-- start of Available records --
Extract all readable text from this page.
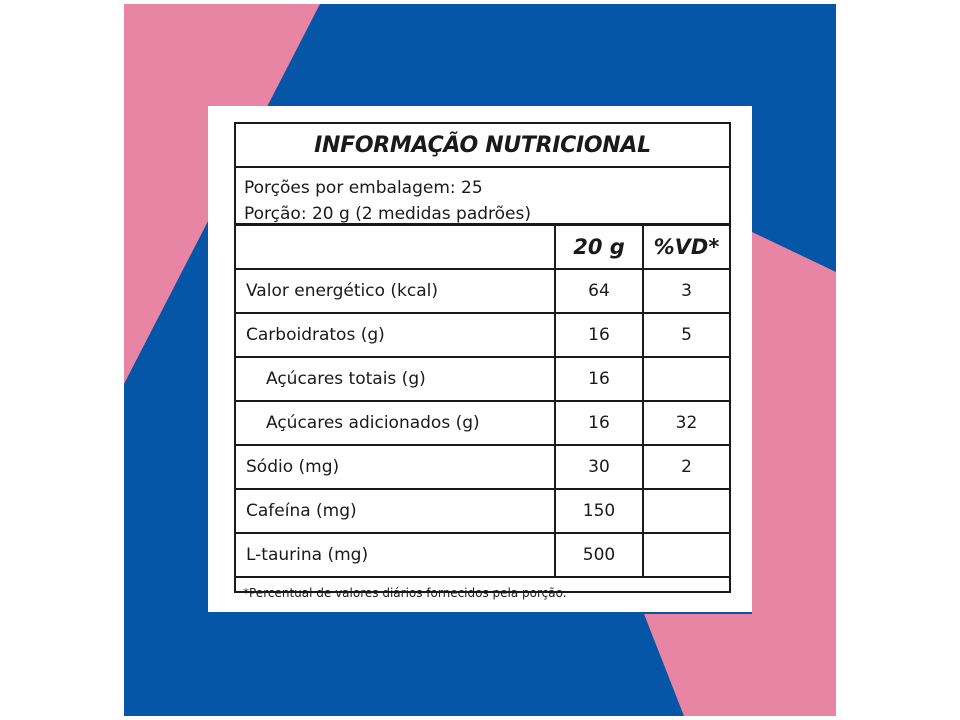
INFORMAÇÃO NUTRICIONAL
Porções por embalagem: 25
Porção: 20 g (2 medidas padrões)
20 g	%VD*
Valor energético (kcal)	64	3
Carboidratos (g)	16	5
Açúcares totais (g)	16
Açúcares adicionados (g)	16	32
Sódio (mg)	30	2
Cafeína (mg)	150
L-taurina (mg)	500
*Percentual de valores diários fornecidos pela porção.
-- end of Available records --
Only lines with the string "Açúcares" belong in your answer; copy each one.

Açúcares totais (g)	16
Açúcares adicionados (g)	16	32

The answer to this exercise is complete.